§ Requirement 1:
Rewrite the entries starting at the beginning of the entries and ending at the line that contains "colorbar-label: 球速(km/h) bbox=[227, 491, 285, 505]". Replace "pixel coordinates" with "pixel positions", keep everything else the same, and leave out the pictures.

§ Selected passage:

=-=-=-=-=

[threads] win32 mutex and read-write mutex

I have revamped the code on the threads_rewrite branch for the mutex and read_write_mutex. The mutex code is now "swap-based", to eliminate the hand-off problems highlighted by Alexander Terekhov and Peter Dimov. It can be seen in CVS at boost/thread/win32/basic_timed_mutex.hpp on the thread_rewrite branch, or in the CVS web viewer at http://boost.cvs.sourceforge.net/boost/boost/boost/thread/win32/basic_timed_mutex.hpp?revision=1.1.2.6&view=markup&pathrev=thread_rewrite It keeps track of the "active count" of threads with an interest in the mutex, in order to try and avoid signalling the semaphore unnecessarily. The read_write_mutex code is based on ideas from the code offered by Peter Dimov and Cory Nelson. However, I have extended it to include upgradeable locks, and more closely mirror the interface proposed in the C++ Standard threading proposal N2094. At the moment it does not support try_ or timed_ variants. The code can be seen in CVS at boost/thread/win32/read_write_mutex.hpp on the thread_rewrite branch, or in the CVS web viewer at http://boost.cvs.sourceforge.net/boost/boost/boost/thread/win32/read_write_mutex.hpp?revision=1.1.2.6&view=markup&pathrev=thread_rewrite In all cases, the code tries to change state using compare-and-swap instructions. If the current state is blocking the state change (e.g. there is already a writer when we try to lock a reader), then the lock blocks on one of three win32 Event objects. The shared event is a manual reset event, so once readers are allowed access, they are all freed until a thread obtains an exclusive lock and resets the event. There is a limit on how many threads can have a shared/upgradeable lock (0x1fff), and how many can be waiting for a write lock (0xfff). Given the nature of read-write mutexes, this could easily be adjusted to allow more shared locks, and fewer waiting writers. Anthony -- Anthony Williams Software Developer Just Software Solutions Ltd http://www.justsoftwaresolutions.co.uk

On 10/5/06, Anthony Williams <anthony_w.geo@yahoo.com> wrote:
I have revamped the code on the threads_rewrite branch for the mutex and read_write_mutex.
The mutex code is now "swap-based", to eliminate the hand-off problems highlighted by Alexander Terekhov and Peter Dimov. It can be seen in CVS at boost/thread/win32/basic_timed_mutex.hpp on the thread_rewrite branch, or in the CVS web viewer at
It keeps track of the "active count" of threads with an interest in the mutex, in order to try and avoid signalling the semaphore unnecessarily.

=-=-=-=-=

§ Provided entries:
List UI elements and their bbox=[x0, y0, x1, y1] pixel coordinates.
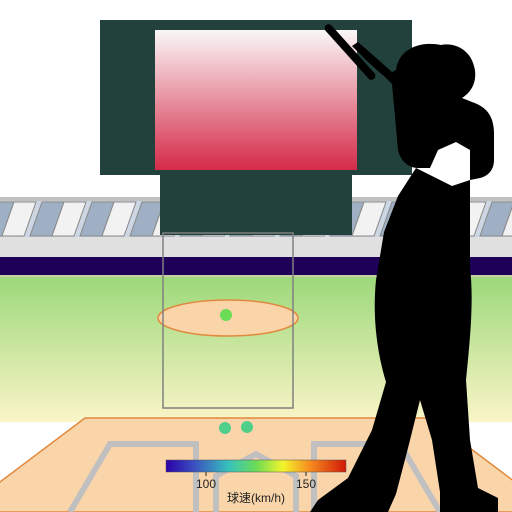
pitch-marker bbox=[220, 309, 232, 321]
colorbar bbox=[166, 460, 346, 472]
pitch-chart: 100 150 球速(km/h) bbox=[0, 0, 512, 512]
scoreboard-screen bbox=[155, 30, 357, 170]
pitch-marker bbox=[219, 422, 231, 434]
colorbar-label: 球速(km/h) bbox=[227, 491, 285, 505]
colorbar-tick: 150 bbox=[296, 477, 316, 491]
pitch-marker bbox=[241, 421, 253, 433]
colorbar-tick: 100 bbox=[196, 477, 216, 491]
scene-svg: 100 150 球速(km/h) bbox=[0, 0, 512, 512]
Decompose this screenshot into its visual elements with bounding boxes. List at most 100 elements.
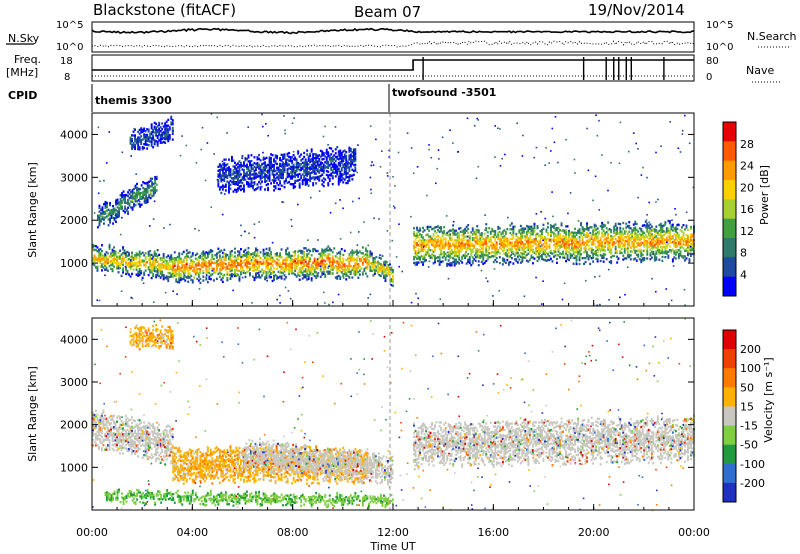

=-=-=-=-=

§ Requirement 2:
Answer these questions about the win32 mutex post:
(a) What is the limit on how many threads can hold a shared/upgradeable lock?
(b) Which C++ Standard threading proposal does the read_write_mutex interface more closely mirror?
(c) Whose code offered the ideas that the read_write_mutex code is based on?

§ Worked answer 1:
List UI elements and their bbox=[x0, y0, x1, y1] pixel positions.
pitch-marker bbox=[220, 309, 232, 321]
colorbar bbox=[166, 460, 346, 472]
pitch-chart: 100 150 球速(km/h) bbox=[0, 0, 512, 512]
scoreboard-screen bbox=[155, 30, 357, 170]
pitch-marker bbox=[219, 422, 231, 434]
colorbar-label: 球速(km/h) bbox=[227, 491, 285, 505]

§ Worked answer 2:
(a) 0x1fff
(b) N2094
(c) Peter Dimov and Cory Nelson